Will you print the material below without altering a single character?
*** DATA RECORDS ***
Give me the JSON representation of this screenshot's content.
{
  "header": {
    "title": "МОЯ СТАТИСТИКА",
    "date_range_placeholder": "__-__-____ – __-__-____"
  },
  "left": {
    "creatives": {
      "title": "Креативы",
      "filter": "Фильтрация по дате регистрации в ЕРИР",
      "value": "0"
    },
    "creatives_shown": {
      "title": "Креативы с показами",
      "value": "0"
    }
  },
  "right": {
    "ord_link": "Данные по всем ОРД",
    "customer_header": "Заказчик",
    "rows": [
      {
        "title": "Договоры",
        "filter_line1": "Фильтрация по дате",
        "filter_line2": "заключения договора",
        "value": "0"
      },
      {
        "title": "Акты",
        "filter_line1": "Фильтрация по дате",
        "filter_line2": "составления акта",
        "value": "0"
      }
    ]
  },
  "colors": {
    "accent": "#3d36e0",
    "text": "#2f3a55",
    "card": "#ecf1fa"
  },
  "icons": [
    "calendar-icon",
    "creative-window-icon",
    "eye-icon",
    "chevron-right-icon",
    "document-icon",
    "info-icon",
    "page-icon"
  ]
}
***
▶ _COMPLETED TASK_:
Give me the JSON representation of this screenshot's content.
{
  "header": {
    "title": "МОЯ СТАТИСТИКА",
    "date_range_placeholder": "__-__-____ – __-__-____"
  },
  "left": {
    "creatives": {
      "title": "Креативы",
      "filter": "Фильтрация по дате регистрации в ЕРИР",
      "value": "0"
    },
    "creatives_shown": {
      "title": "Креативы с показами",
      "value": "0"
    }
  },
  "right": {
    "ord_link": "Данные по всем ОРД",
    "customer_header": "Заказчик",
    "rows": [
      {
        "title": "Договоры",
        "filter_line1": "Фильтрация по дате",
        "filter_line2": "заключения договора",
        "value": "0"
      },
      {
        "title": "Акты",
        "filter_line1": "Фильтрация по дате",
        "filter_line2": "составления акта",
        "value": "0"
      }
    ]
  },
  "colors": {
    "accent": "#3d36e0",
    "text": "#2f3a55",
    "card": "#ecf1fa"
  },
  "icons": [
    "calendar-icon",
    "creative-window-icon",
    "eye-icon",
    "chevron-right-icon",
    "document-icon",
    "info-icon",
    "page-icon"
  ]
}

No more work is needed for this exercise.